#### The task
Pull every line holding the string "считать" from the records below.

— BEGIN Data entries —

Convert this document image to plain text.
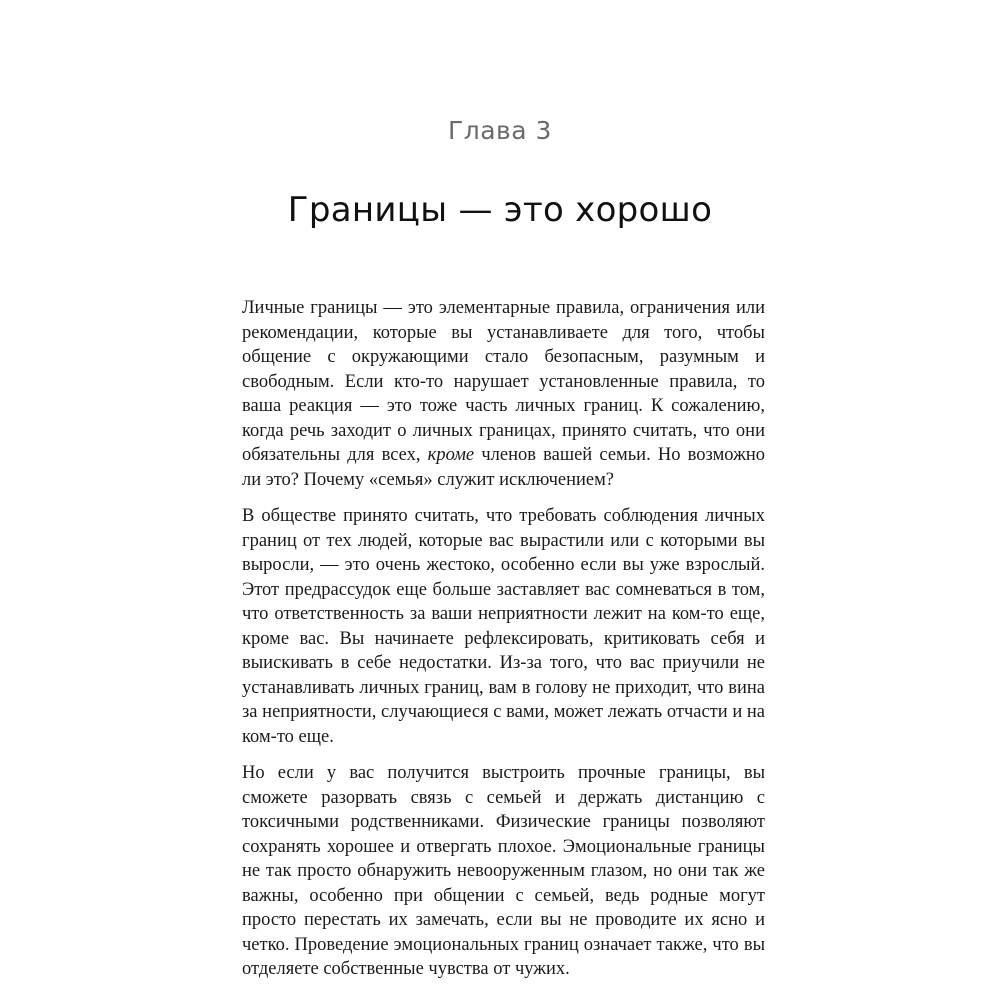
Глава 3
Границы — это хорошо

Личные границы — это элементарные правила, ограничения или рекомендации, которые вы устанавливаете для того, чтобы общение с окружающими стало безопасным, разумным и свободным. Если кто-то нарушает установленные правила, то ваша реакция — это тоже часть личных границ. К сожалению, когда речь заходит о личных границах, принято считать, что они обязательны для всех, кроме членов вашей семьи. Но возможно ли это? Почему «семья» служит исключением?

В обществе принято считать, что требовать соблюдения личных границ от тех людей, которые вас вырастили или с которыми вы выросли, — это очень жестоко, особенно если вы уже взрослый. Этот предрассудок еще больше заставляет вас сомневаться в том, что ответственность за ваши неприятности лежит на ком-то еще, кроме вас. Вы начинаете рефлексировать, критиковать себя и выискивать в себе недостатки. Из-за того, что вас приучили не устанавливать личных границ, вам в голову не приходит, что вина за неприятности, случающиеся с вами, может лежать отчасти и на ком-то еще.

Но если у вас получится выстроить прочные границы, вы сможете разорвать связь с семьей и держать дистанцию с токсичными родственниками. Физические границы позволяют сохранять хорошее и отвергать плохое. Эмоциональные границы не так просто обнаружить невооруженным глазом, но они так же важны, особенно при общении с семьей, ведь родные могут просто перестать их замечать, если вы не проводите их ясно и четко. Проведение эмоциональных границ означает также, что вы отделяете собственные чувства от чужих.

— END Data entries —

#### Final answer
Личные границы — это элементарные правила, ограничения или рекомендации, которые вы устанавливаете для того, чтобы общение с окружающими стало безопасным, разумным и свободным. Если кто-то нарушает установленные правила, то ваша реакция — это тоже часть личных границ. К сожалению, когда речь заходит о личных границах, принято считать, что они обязательны для всех, кроме членов вашей семьи. Но возможно ли это? Почему «семья» служит исключением?
В обществе принято считать, что требовать соблюдения личных границ от тех людей, которые вас вырастили или с которыми вы выросли, — это очень жестоко, особенно если вы уже взрослый. Этот предрассудок еще больше заставляет вас сомневаться в том, что ответственность за ваши неприятности лежит на ком-то еще, кроме вас. Вы начинаете рефлексировать, критиковать себя и выискивать в себе недостатки. Из-за того, что вас приучили не устанавливать личных границ, вам в голову не приходит, что вина за неприятности, случающиеся с вами, может лежать отчасти и на ком-то еще.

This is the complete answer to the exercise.